# Your instructions
Print all the data, keeping every line exactly as it is.
**** Exercise materials
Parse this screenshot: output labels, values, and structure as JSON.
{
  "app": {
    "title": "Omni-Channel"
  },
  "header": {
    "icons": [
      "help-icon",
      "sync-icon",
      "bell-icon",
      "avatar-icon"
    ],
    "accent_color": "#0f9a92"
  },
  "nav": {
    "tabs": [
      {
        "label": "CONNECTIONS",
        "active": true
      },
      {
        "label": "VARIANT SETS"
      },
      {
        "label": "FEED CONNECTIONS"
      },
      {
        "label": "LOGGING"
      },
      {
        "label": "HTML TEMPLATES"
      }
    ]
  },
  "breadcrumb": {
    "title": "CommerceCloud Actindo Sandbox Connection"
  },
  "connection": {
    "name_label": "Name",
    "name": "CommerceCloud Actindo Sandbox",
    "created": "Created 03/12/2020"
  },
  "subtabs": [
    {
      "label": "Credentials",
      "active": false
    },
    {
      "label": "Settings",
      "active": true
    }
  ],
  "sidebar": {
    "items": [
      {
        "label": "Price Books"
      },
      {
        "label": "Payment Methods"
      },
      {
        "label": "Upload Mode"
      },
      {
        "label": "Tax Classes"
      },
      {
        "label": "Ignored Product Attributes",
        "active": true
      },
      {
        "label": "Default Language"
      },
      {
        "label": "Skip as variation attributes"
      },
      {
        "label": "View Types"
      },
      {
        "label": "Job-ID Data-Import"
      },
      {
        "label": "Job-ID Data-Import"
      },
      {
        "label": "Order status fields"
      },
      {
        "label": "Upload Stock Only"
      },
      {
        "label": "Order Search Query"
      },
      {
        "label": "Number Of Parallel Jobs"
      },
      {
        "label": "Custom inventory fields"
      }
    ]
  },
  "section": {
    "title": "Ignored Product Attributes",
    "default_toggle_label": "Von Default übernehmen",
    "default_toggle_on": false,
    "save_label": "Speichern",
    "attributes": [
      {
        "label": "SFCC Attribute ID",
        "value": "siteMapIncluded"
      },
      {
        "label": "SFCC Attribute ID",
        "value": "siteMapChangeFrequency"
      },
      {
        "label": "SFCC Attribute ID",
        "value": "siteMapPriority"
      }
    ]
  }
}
********
# Answer for the task
Parse this screenshot: output labels, values, and structure as JSON.
{
  "app": {
    "title": "Omni-Channel"
  },
  "header": {
    "icons": [
      "help-icon",
      "sync-icon",
      "bell-icon",
      "avatar-icon"
    ],
    "accent_color": "#0f9a92"
  },
  "nav": {
    "tabs": [
      {
        "label": "CONNECTIONS",
        "active": true
      },
      {
        "label": "VARIANT SETS"
      },
      {
        "label": "FEED CONNECTIONS"
      },
      {
        "label": "LOGGING"
      },
      {
        "label": "HTML TEMPLATES"
      }
    ]
  },
  "breadcrumb": {
    "title": "CommerceCloud Actindo Sandbox Connection"
  },
  "connection": {
    "name_label": "Name",
    "name": "CommerceCloud Actindo Sandbox",
    "created": "Created 03/12/2020"
  },
  "subtabs": [
    {
      "label": "Credentials",
      "active": false
    },
    {
      "label": "Settings",
      "active": true
    }
  ],
  "sidebar": {
    "items": [
      {
        "label": "Price Books"
      },
      {
        "label": "Payment Methods"
      },
      {
        "label": "Upload Mode"
      },
      {
        "label": "Tax Classes"
      },
      {
        "label": "Ignored Product Attributes",
        "active": true
      },
      {
        "label": "Default Language"
      },
      {
        "label": "Skip as variation attributes"
      },
      {
        "label": "View Types"
      },
      {
        "label": "Job-ID Data-Import"
      },
      {
        "label": "Job-ID Data-Import"
      },
      {
        "label": "Order status fields"
      },
      {
        "label": "Upload Stock Only"
      },
      {
        "label": "Order Search Query"
      },
      {
        "label": "Number Of Parallel Jobs"
      },
      {
        "label": "Custom inventory fields"
      }
    ]
  },
  "section": {
    "title": "Ignored Product Attributes",
    "default_toggle_label": "Von Default übernehmen",
    "default_toggle_on": false,
    "save_label": "Speichern",
    "attributes": [
      {
        "label": "SFCC Attribute ID",
        "value": "siteMapIncluded"
      },
      {
        "label": "SFCC Attribute ID",
        "value": "siteMapChangeFrequency"
      },
      {
        "label": "SFCC Attribute ID",
        "value": "siteMapPriority"
      }
    ]
  }
}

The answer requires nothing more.